本文抜粋 —
________________________________________

フォルクスワーゲン・ゴルフ1.5 eTSI(FF/7AT)/ゴルフ2.0 TDI(FF/7AT)
進化するベンチマーク 2019.12.14 試乗記 Cセグメントハッチバックの世界的ベンチマーク「フォルクスワーゲン・ゴルフ」がいよいよフルモデルチェンジ。劇的なまでのデジタル化に込められたフォルクスワーゲン(VW)の狙いとは? 8代目となる新型の出来栄えを、ポルトガルよりリポートする。電動ラインナップの拡充を見据えて
1974年の初代登場以来、世界では累計3500万台以上、日本でも90万台以上を販売したVWゴルフ。その8代目となるモデルが、この12月より欧州を皮切りに世界で順次発売となる。

________________________________________

提供データ —
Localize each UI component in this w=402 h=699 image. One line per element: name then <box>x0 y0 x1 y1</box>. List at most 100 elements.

________________________________________

設問 1 —
新型ゴルフの記事から、「フォルクスワーゲン・ゴルフ1.5 eTSI(FF/7AT)/ゴルフ2.0 TDI(FF/7AT)」から「切りに世界で順次発売となる。」までを一字一句変えずに出力してください。
設問 2 —
新型ゴルフの記事は、ゴルフをどのような車と位置づけ、1974年の初代登場以来の販売実績としてどんな数字を挙げていますか?1〜3文で説明してください。

解答 1 —
フォルクスワーゲン・ゴルフ1.5 eTSI(FF/7AT)/ゴルフ2.0 TDI(FF/7AT)
進化するベンチマーク 2019.12.14 試乗記 Cセグメントハッチバックの世界的ベンチマーク「フォルクスワーゲン・ゴルフ」がいよいよフルモデルチェンジ。劇的なまでのデジタル化に込められたフォルクスワーゲン(VW)の狙いとは? 8代目となる新型の出来栄えを、ポルトガルよりリポートする。電動ラインナップの拡充を見据えて
1974年の初代登場以来、世界では累計3500万台以上、日本でも90万台以上を販売したVWゴルフ。その8代目となるモデルが、この12月より欧州を皮切りに世界で順次発売となる。

解答 2 —
ゴルフは、Cセグメントハッチバックの世界的ベンチマークと位置づけられています。販売実績として、1974年の初代登場以来、世界で累計3500万台以上、日本でも90万台以上という数字が挙げられています。